BRANO DELL'ESERCIZIO |
● ● ● ●
Si chiamava Basi ed era il panda più anziano del mondo, questa notte però è morta all'età di 37 anni, che corrispondono a più di 100 per noi esseri umani per intenderci. A darci la notizia sono i responsabili dello zoo cinese in cui viveva praticamente da sempre.

Da 5 anni in su. Il suo nome, Basi, deriva dalla valle cinese in cui è stata trovata dopo che si era persa cadendo in un fiume, ai tempi aveva quattro/cinque anni e da allora vive all'interno di uno zoo, a parte sei mesi nel 1987 durante i quali è stata trasferita nello zoo di San Diego.
● ● ● ●
ESTRATTI DEL DATASET |
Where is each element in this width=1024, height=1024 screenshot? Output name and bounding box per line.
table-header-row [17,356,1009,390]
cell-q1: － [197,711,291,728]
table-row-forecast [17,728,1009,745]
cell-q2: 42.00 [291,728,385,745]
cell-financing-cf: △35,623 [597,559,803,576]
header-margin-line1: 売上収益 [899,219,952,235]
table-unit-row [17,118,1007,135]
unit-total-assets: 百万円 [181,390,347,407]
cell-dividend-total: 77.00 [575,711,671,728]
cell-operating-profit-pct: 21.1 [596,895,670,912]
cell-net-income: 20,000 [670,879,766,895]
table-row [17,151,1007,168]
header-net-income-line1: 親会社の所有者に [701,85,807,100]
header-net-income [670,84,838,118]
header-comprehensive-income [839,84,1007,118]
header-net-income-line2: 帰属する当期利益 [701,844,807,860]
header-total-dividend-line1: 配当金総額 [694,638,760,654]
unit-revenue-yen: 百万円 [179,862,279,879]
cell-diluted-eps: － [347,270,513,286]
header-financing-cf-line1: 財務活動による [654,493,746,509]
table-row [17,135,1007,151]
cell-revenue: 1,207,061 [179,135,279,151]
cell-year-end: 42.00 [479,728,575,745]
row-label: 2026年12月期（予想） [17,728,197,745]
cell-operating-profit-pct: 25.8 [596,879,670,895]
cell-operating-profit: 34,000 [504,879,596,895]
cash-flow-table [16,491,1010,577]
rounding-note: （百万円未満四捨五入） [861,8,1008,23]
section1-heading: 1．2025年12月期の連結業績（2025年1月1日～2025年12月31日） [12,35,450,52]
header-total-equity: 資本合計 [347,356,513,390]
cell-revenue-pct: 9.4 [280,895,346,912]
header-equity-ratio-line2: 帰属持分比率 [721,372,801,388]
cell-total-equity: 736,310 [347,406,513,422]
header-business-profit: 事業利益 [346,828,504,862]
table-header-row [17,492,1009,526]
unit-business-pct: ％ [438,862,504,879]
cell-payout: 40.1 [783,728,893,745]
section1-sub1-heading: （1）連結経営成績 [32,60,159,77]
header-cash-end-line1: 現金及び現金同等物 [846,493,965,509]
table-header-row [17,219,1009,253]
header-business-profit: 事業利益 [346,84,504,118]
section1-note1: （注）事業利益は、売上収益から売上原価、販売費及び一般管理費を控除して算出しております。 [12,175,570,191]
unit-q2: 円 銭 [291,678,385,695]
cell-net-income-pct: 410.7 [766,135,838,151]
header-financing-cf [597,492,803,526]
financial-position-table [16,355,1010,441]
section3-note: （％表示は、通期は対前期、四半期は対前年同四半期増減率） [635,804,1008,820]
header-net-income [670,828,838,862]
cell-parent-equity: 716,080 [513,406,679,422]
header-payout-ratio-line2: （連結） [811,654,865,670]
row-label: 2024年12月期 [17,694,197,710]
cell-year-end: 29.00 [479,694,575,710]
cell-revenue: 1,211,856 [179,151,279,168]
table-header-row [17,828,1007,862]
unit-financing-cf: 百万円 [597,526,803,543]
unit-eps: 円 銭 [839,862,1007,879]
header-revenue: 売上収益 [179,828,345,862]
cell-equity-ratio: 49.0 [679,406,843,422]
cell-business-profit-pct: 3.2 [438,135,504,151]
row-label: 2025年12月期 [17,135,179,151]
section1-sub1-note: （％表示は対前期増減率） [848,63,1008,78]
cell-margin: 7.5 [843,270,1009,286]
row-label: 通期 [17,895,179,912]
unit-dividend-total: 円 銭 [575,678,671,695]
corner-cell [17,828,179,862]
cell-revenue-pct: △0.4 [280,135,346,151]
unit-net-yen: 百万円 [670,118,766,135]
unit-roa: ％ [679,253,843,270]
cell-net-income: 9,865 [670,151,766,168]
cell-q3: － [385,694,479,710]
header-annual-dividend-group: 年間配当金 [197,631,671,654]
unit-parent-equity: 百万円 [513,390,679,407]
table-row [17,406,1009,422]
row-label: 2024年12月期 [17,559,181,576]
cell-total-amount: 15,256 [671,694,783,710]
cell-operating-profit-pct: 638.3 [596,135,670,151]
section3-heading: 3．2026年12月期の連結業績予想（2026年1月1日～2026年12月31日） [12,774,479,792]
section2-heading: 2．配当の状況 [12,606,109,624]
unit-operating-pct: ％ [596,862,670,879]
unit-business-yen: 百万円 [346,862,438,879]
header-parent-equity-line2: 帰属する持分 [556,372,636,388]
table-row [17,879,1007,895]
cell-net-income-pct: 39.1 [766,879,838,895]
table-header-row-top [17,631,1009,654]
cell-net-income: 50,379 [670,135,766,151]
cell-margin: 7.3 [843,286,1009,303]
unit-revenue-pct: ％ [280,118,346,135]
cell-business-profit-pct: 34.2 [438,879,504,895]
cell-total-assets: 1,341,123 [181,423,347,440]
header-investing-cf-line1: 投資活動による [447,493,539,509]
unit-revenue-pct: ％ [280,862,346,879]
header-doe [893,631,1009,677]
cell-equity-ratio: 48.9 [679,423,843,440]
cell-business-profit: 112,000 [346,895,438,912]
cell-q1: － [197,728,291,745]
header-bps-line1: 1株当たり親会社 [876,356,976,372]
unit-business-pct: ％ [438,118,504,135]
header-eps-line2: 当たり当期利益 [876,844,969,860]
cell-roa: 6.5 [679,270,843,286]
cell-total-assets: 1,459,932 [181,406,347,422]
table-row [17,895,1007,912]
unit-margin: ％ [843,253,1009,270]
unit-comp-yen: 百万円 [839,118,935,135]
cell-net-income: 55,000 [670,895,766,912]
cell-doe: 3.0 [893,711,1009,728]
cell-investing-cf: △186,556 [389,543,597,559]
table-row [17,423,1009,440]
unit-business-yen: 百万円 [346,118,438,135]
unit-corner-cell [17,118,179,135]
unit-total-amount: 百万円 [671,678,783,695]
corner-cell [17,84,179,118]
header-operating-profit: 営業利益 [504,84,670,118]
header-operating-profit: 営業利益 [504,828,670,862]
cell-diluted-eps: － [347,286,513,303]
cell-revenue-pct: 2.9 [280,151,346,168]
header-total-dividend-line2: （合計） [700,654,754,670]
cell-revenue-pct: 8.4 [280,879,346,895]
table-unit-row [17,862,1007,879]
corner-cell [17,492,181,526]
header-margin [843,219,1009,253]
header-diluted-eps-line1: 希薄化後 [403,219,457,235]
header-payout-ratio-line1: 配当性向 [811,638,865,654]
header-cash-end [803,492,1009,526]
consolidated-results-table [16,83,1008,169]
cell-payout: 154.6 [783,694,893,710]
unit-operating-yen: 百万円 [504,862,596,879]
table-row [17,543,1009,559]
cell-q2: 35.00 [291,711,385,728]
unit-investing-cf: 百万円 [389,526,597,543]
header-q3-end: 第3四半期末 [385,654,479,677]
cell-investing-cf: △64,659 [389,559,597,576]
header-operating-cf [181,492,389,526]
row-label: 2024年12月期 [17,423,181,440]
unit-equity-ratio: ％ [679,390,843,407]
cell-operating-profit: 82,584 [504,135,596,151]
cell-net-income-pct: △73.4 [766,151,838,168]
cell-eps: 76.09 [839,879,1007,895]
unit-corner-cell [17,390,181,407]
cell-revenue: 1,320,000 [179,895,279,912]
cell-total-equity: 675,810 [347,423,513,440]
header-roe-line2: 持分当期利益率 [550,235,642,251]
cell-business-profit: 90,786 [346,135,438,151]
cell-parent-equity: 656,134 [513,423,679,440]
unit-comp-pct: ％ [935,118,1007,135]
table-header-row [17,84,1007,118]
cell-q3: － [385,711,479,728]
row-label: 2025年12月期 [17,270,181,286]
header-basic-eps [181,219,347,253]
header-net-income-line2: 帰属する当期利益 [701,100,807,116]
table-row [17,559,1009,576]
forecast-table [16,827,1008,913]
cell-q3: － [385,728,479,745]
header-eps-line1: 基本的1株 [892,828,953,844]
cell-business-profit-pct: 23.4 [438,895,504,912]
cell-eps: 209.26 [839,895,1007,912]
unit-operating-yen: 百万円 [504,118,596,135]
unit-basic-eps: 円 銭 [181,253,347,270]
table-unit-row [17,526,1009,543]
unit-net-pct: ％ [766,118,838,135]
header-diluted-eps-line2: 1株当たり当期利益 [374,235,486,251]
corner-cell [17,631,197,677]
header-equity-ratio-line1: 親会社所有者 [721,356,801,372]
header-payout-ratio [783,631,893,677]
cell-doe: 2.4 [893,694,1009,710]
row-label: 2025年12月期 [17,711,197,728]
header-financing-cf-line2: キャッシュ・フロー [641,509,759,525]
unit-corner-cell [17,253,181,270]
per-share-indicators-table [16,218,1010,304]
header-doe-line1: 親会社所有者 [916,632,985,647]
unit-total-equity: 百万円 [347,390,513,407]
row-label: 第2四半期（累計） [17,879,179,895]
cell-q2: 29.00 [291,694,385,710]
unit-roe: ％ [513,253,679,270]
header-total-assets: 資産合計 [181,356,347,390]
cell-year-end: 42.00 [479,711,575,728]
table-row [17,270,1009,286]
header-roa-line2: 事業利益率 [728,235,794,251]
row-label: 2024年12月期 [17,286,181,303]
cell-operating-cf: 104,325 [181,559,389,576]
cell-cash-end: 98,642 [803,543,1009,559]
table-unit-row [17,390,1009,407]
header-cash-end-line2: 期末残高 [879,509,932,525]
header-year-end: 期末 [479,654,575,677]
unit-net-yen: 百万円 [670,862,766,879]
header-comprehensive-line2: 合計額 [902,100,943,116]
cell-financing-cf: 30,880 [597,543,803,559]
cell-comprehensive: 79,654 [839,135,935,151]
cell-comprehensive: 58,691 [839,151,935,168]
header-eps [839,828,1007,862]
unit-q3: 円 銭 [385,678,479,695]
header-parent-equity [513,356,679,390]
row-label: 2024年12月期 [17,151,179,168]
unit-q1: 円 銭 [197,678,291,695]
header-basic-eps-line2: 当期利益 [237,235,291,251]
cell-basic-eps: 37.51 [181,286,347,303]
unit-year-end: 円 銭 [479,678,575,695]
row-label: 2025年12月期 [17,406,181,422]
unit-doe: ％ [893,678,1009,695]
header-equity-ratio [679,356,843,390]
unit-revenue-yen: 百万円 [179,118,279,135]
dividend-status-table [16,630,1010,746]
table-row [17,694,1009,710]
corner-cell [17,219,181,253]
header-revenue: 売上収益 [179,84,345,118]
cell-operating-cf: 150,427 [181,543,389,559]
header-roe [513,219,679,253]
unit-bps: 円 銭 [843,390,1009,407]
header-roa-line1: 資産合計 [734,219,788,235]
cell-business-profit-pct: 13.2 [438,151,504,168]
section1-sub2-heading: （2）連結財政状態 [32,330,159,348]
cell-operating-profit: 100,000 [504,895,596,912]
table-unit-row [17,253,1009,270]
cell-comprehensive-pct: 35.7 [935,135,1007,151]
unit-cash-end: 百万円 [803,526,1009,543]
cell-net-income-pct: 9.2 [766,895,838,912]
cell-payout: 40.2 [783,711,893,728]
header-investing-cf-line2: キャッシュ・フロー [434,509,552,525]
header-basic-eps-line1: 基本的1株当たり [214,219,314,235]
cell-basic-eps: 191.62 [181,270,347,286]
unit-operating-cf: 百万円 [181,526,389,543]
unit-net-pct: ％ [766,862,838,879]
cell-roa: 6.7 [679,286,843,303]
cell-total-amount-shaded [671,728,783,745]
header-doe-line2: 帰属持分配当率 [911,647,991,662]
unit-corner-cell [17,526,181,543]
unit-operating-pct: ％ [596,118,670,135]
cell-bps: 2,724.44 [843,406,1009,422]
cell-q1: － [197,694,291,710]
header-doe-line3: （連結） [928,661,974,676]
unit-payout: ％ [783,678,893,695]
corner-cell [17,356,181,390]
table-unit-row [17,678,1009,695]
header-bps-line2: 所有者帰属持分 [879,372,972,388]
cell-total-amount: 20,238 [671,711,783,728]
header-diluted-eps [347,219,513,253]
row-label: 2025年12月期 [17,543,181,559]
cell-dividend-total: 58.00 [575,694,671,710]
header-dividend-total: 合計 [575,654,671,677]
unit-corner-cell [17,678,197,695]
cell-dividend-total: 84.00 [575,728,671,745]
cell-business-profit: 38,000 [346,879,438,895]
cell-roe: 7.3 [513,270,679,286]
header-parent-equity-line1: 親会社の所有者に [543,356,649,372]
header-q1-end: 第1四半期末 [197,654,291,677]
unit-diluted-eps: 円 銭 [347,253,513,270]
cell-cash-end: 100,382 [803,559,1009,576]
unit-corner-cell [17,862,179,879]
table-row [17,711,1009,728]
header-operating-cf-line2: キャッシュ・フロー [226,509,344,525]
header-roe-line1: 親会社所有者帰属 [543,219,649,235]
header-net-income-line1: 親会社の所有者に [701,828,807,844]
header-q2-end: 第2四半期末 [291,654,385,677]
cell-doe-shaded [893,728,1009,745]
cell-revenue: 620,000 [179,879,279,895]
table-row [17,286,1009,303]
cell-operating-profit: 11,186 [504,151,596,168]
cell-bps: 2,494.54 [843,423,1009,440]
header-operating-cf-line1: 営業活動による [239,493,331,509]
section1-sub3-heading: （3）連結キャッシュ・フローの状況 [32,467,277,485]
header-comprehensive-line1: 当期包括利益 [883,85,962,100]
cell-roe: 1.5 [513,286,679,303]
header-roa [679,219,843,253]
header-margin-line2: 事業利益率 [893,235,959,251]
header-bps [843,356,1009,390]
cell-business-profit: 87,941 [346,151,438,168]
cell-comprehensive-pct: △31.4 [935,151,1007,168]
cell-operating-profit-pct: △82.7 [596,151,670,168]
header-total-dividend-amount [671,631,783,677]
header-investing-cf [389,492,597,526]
● ● ● ●
CONSEGNA |
Ricopia senza modifiche la parte del brano sul panda Basi che comincia con le parole "Da 5 anni in" e si ferma dopo "di San Diego.". Le voci non hanno alcun ruolo in questo lavoro.

SOLUZIONE SVOLTA |
Da 5 anni in su. Il suo nome, Basi, deriva dalla valle cinese in cui è stata trovata dopo che si era persa cadendo in un fiume, ai tempi aveva quattro/cinque anni e da allora vive all'interno di uno zoo, a parte sei mesi nel 1987 durante i quali è stata trasferita nello zoo di San Diego.